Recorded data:
-------

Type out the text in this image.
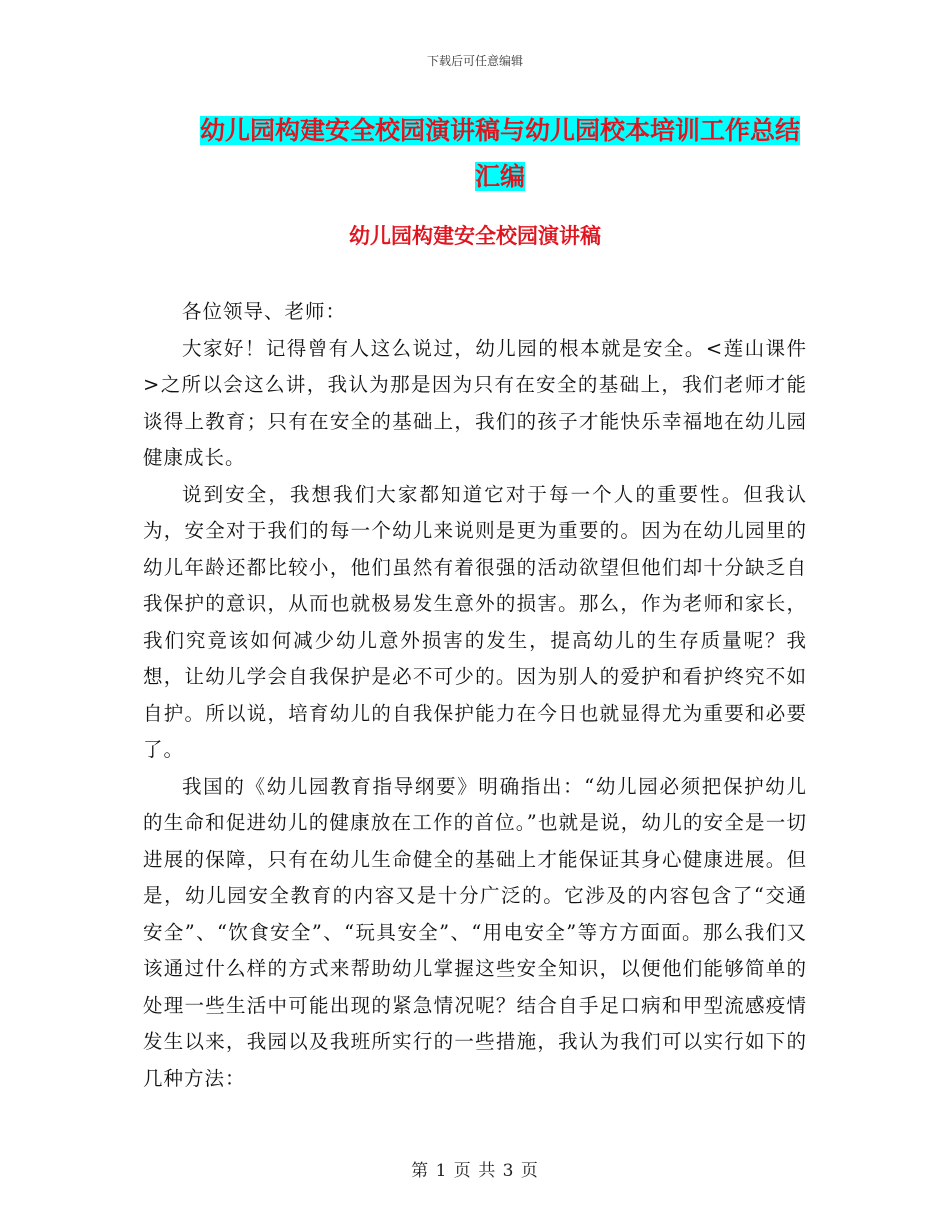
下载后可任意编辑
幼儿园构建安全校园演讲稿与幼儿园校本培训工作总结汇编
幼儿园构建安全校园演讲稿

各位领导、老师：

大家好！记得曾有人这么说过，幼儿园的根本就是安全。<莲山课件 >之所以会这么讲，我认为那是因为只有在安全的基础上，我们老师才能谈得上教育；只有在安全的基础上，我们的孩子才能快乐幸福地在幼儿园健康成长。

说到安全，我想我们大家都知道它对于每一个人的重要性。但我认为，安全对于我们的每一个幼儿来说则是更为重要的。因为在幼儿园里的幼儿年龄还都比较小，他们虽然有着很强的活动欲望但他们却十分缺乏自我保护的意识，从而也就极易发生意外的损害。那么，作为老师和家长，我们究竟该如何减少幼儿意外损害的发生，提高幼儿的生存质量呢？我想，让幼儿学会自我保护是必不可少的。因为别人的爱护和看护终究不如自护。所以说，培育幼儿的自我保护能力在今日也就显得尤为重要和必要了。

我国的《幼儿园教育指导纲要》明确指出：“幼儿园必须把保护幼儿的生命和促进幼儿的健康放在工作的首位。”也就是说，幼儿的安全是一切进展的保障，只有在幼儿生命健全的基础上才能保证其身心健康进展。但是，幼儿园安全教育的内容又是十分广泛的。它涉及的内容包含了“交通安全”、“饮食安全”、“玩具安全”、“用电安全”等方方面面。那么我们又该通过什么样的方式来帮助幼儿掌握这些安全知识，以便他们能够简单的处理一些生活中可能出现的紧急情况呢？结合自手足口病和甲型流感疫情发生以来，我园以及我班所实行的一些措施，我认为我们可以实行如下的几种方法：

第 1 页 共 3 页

-------

> **Short exercise**
Reproduce the material word for word, minus the images.

> **Finished answer**
Type out the text in this image.
下载后可任意编辑
幼儿园构建安全校园演讲稿与幼儿园校本培训工作总结汇编
幼儿园构建安全校园演讲稿

各位领导、老师：

大家好！记得曾有人这么说过，幼儿园的根本就是安全。<莲山课件 >之所以会这么讲，我认为那是因为只有在安全的基础上，我们老师才能谈得上教育；只有在安全的基础上，我们的孩子才能快乐幸福地在幼儿园健康成长。

说到安全，我想我们大家都知道它对于每一个人的重要性。但我认为，安全对于我们的每一个幼儿来说则是更为重要的。因为在幼儿园里的幼儿年龄还都比较小，他们虽然有着很强的活动欲望但他们却十分缺乏自我保护的意识，从而也就极易发生意外的损害。那么，作为老师和家长，我们究竟该如何减少幼儿意外损害的发生，提高幼儿的生存质量呢？我想，让幼儿学会自我保护是必不可少的。因为别人的爱护和看护终究不如自护。所以说，培育幼儿的自我保护能力在今日也就显得尤为重要和必要了。

我国的《幼儿园教育指导纲要》明确指出：“幼儿园必须把保护幼儿的生命和促进幼儿的健康放在工作的首位。”也就是说，幼儿的安全是一切进展的保障，只有在幼儿生命健全的基础上才能保证其身心健康进展。但是，幼儿园安全教育的内容又是十分广泛的。它涉及的内容包含了“交通安全”、“饮食安全”、“玩具安全”、“用电安全”等方方面面。那么我们又该通过什么样的方式来帮助幼儿掌握这些安全知识，以便他们能够简单的处理一些生活中可能出现的紧急情况呢？结合自手足口病和甲型流感疫情发生以来，我园以及我班所实行的一些措施，我认为我们可以实行如下的几种方法：

第 1 页 共 3 页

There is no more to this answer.